* _Problem description_: Would you transcribe all of the data exactly, down to the last character?

* _Listed entries_:
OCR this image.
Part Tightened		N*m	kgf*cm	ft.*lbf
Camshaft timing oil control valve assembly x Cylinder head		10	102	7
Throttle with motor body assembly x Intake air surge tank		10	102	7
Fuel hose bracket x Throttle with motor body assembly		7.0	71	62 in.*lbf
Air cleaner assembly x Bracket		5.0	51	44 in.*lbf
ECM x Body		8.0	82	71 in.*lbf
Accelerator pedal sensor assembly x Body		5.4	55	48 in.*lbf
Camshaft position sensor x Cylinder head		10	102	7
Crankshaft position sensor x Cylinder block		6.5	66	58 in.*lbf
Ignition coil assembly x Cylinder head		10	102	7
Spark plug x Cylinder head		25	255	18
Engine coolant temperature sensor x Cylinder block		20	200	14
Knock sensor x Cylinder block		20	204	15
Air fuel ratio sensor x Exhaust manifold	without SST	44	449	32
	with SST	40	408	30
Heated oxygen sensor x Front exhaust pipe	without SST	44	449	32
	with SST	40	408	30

* _Written answer_:
OCR this image.
Part Tightened		N*m	kgf*cm	ft.*lbf
Camshaft timing oil control valve assembly x Cylinder head		10	102	7
Throttle with motor body assembly x Intake air surge tank		10	102	7
Fuel hose bracket x Throttle with motor body assembly		7.0	71	62 in.*lbf
Air cleaner assembly x Bracket		5.0	51	44 in.*lbf
ECM x Body		8.0	82	71 in.*lbf
Accelerator pedal sensor assembly x Body		5.4	55	48 in.*lbf
Camshaft position sensor x Cylinder head		10	102	7
Crankshaft position sensor x Cylinder block		6.5	66	58 in.*lbf
Ignition coil assembly x Cylinder head		10	102	7
Spark plug x Cylinder head		25	255	18
Engine coolant temperature sensor x Cylinder block		20	200	14
Knock sensor x Cylinder block		20	204	15
Air fuel ratio sensor x Exhaust manifold	without SST	44	449	32
	with SST	40	408	30
Heated oxygen sensor x Front exhaust pipe	without SST	44	449	32
	with SST	40	408	30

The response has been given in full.